- Task directions: Transcribe every line of the listing below without any deviation.
****
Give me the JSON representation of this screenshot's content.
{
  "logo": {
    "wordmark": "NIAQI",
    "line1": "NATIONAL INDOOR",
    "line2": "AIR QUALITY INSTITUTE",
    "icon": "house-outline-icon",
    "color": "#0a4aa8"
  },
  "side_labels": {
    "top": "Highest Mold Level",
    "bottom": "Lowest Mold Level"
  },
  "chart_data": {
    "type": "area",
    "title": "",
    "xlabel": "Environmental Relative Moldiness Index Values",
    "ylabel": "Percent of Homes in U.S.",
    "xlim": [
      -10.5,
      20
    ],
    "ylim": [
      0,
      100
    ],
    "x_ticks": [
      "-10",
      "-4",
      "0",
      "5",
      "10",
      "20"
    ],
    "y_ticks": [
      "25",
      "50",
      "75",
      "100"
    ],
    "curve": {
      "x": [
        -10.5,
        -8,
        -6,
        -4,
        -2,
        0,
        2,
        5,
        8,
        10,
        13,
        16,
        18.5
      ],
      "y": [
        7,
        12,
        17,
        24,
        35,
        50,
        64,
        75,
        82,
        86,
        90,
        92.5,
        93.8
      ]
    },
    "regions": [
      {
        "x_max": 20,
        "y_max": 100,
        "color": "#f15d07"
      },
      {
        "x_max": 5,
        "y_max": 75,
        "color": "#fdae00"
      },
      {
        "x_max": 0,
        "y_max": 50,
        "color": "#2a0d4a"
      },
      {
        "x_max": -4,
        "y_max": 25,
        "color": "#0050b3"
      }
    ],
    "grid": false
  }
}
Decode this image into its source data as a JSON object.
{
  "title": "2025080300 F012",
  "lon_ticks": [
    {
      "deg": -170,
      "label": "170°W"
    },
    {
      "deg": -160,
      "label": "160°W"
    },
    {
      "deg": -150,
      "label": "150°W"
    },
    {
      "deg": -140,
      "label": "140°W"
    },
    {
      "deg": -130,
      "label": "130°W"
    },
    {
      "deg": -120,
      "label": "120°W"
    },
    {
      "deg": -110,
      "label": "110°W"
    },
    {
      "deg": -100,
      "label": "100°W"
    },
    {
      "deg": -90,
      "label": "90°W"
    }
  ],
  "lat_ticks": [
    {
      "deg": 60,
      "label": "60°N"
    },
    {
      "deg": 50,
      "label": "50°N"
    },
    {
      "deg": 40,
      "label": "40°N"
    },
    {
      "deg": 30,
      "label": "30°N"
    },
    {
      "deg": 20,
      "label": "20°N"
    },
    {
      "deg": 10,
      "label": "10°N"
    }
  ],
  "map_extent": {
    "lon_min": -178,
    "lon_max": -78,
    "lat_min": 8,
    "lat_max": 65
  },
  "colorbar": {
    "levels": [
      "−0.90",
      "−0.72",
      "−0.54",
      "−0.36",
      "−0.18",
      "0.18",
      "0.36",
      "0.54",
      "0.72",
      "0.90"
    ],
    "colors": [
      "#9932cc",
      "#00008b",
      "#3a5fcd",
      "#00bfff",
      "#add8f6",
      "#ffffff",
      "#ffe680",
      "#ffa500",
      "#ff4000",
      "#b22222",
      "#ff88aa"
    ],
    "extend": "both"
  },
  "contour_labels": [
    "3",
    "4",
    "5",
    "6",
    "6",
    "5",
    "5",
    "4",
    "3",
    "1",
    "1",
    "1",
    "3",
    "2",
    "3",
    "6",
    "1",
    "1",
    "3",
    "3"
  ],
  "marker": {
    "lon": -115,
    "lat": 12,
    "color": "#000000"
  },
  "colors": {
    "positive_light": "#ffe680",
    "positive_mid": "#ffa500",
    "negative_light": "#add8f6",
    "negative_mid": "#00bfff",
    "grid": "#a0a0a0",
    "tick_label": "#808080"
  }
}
****
- Result:
Give me the JSON representation of this screenshot's content.
{
  "logo": {
    "wordmark": "NIAQI",
    "line1": "NATIONAL INDOOR",
    "line2": "AIR QUALITY INSTITUTE",
    "icon": "house-outline-icon",
    "color": "#0a4aa8"
  },
  "side_labels": {
    "top": "Highest Mold Level",
    "bottom": "Lowest Mold Level"
  },
  "chart_data": {
    "type": "area",
    "title": "",
    "xlabel": "Environmental Relative Moldiness Index Values",
    "ylabel": "Percent of Homes in U.S.",
    "xlim": [
      -10.5,
      20
    ],
    "ylim": [
      0,
      100
    ],
    "x_ticks": [
      "-10",
      "-4",
      "0",
      "5",
      "10",
      "20"
    ],
    "y_ticks": [
      "25",
      "50",
      "75",
      "100"
    ],
    "curve": {
      "x": [
        -10.5,
        -8,
        -6,
        -4,
        -2,
        0,
        2,
        5,
        8,
        10,
        13,
        16,
        18.5
      ],
      "y": [
        7,
        12,
        17,
        24,
        35,
        50,
        64,
        75,
        82,
        86,
        90,
        92.5,
        93.8
      ]
    },
    "regions": [
      {
        "x_max": 20,
        "y_max": 100,
        "color": "#f15d07"
      },
      {
        "x_max": 5,
        "y_max": 75,
        "color": "#fdae00"
      },
      {
        "x_max": 0,
        "y_max": 50,
        "color": "#2a0d4a"
      },
      {
        "x_max": -4,
        "y_max": 25,
        "color": "#0050b3"
      }
    ],
    "grid": false
  }
}
Decode this image into its source data as a JSON object.
{
  "title": "2025080300 F012",
  "lon_ticks": [
    {
      "deg": -170,
      "label": "170°W"
    },
    {
      "deg": -160,
      "label": "160°W"
    },
    {
      "deg": -150,
      "label": "150°W"
    },
    {
      "deg": -140,
      "label": "140°W"
    },
    {
      "deg": -130,
      "label": "130°W"
    },
    {
      "deg": -120,
      "label": "120°W"
    },
    {
      "deg": -110,
      "label": "110°W"
    },
    {
      "deg": -100,
      "label": "100°W"
    },
    {
      "deg": -90,
      "label": "90°W"
    }
  ],
  "lat_ticks": [
    {
      "deg": 60,
      "label": "60°N"
    },
    {
      "deg": 50,
      "label": "50°N"
    },
    {
      "deg": 40,
      "label": "40°N"
    },
    {
      "deg": 30,
      "label": "30°N"
    },
    {
      "deg": 20,
      "label": "20°N"
    },
    {
      "deg": 10,
      "label": "10°N"
    }
  ],
  "map_extent": {
    "lon_min": -178,
    "lon_max": -78,
    "lat_min": 8,
    "lat_max": 65
  },
  "colorbar": {
    "levels": [
      "−0.90",
      "−0.72",
      "−0.54",
      "−0.36",
      "−0.18",
      "0.18",
      "0.36",
      "0.54",
      "0.72",
      "0.90"
    ],
    "colors": [
      "#9932cc",
      "#00008b",
      "#3a5fcd",
      "#00bfff",
      "#add8f6",
      "#ffffff",
      "#ffe680",
      "#ffa500",
      "#ff4000",
      "#b22222",
      "#ff88aa"
    ],
    "extend": "both"
  },
  "contour_labels": [
    "3",
    "4",
    "5",
    "6",
    "6",
    "5",
    "5",
    "4",
    "3",
    "1",
    "1",
    "1",
    "3",
    "2",
    "3",
    "6",
    "1",
    "1",
    "3",
    "3"
  ],
  "marker": {
    "lon": -115,
    "lat": 12,
    "color": "#000000"
  },
  "colors": {
    "positive_light": "#ffe680",
    "positive_mid": "#ffa500",
    "negative_light": "#add8f6",
    "negative_mid": "#00bfff",
    "grid": "#a0a0a0",
    "tick_label": "#808080"
  }
}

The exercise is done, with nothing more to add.